-- begin DATA TO USE --

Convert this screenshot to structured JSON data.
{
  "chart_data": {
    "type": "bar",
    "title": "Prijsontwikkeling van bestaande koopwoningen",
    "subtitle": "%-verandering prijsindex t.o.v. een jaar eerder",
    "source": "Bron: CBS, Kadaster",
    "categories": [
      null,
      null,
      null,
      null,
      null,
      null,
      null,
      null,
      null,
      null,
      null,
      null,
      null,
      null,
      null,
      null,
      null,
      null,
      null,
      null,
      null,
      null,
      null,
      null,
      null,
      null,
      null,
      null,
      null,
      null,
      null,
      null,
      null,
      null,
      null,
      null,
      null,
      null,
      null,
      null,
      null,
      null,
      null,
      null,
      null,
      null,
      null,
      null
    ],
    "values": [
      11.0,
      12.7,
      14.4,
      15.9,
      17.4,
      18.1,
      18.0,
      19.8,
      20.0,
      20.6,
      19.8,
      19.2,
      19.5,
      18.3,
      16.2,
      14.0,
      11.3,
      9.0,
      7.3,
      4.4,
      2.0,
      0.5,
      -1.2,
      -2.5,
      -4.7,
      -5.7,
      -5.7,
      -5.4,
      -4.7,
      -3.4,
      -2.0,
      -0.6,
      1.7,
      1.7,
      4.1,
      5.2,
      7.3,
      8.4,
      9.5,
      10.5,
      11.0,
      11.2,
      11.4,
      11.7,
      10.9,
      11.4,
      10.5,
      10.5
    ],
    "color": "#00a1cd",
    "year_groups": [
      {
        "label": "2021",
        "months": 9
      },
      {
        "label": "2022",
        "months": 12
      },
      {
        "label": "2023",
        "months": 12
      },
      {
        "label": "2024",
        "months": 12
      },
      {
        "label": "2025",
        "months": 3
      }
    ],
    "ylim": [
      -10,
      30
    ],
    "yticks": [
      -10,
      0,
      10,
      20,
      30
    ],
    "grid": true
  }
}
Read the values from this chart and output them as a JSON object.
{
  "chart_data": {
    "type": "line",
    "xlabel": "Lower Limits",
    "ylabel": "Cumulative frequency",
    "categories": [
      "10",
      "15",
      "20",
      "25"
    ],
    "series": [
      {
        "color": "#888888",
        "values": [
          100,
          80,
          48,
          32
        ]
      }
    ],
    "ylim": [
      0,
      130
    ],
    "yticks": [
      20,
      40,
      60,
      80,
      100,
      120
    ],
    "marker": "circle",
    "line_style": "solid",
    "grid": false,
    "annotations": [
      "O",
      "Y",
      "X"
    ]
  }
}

-- end DATA TO USE --

_PROBLEM DESCRIPTION:_ Retype only the lines running from the line with "Read the values" to the end of the listing, including both of those lines.

_RESPONSE TO THIS TASK:_
Read the values from this chart and output them as a JSON object.
{
  "chart_data": {
    "type": "line",
    "xlabel": "Lower Limits",
    "ylabel": "Cumulative frequency",
    "categories": [
      "10",
      "15",
      "20",
      "25"
    ],
    "series": [
      {
        "color": "#888888",
        "values": [
          100,
          80,
          48,
          32
        ]
      }
    ],
    "ylim": [
      0,
      130
    ],
    "yticks": [
      20,
      40,
      60,
      80,
      100,
      120
    ],
    "marker": "circle",
    "line_style": "solid",
    "grid": false,
    "annotations": [
      "O",
      "Y",
      "X"
    ]
  }
}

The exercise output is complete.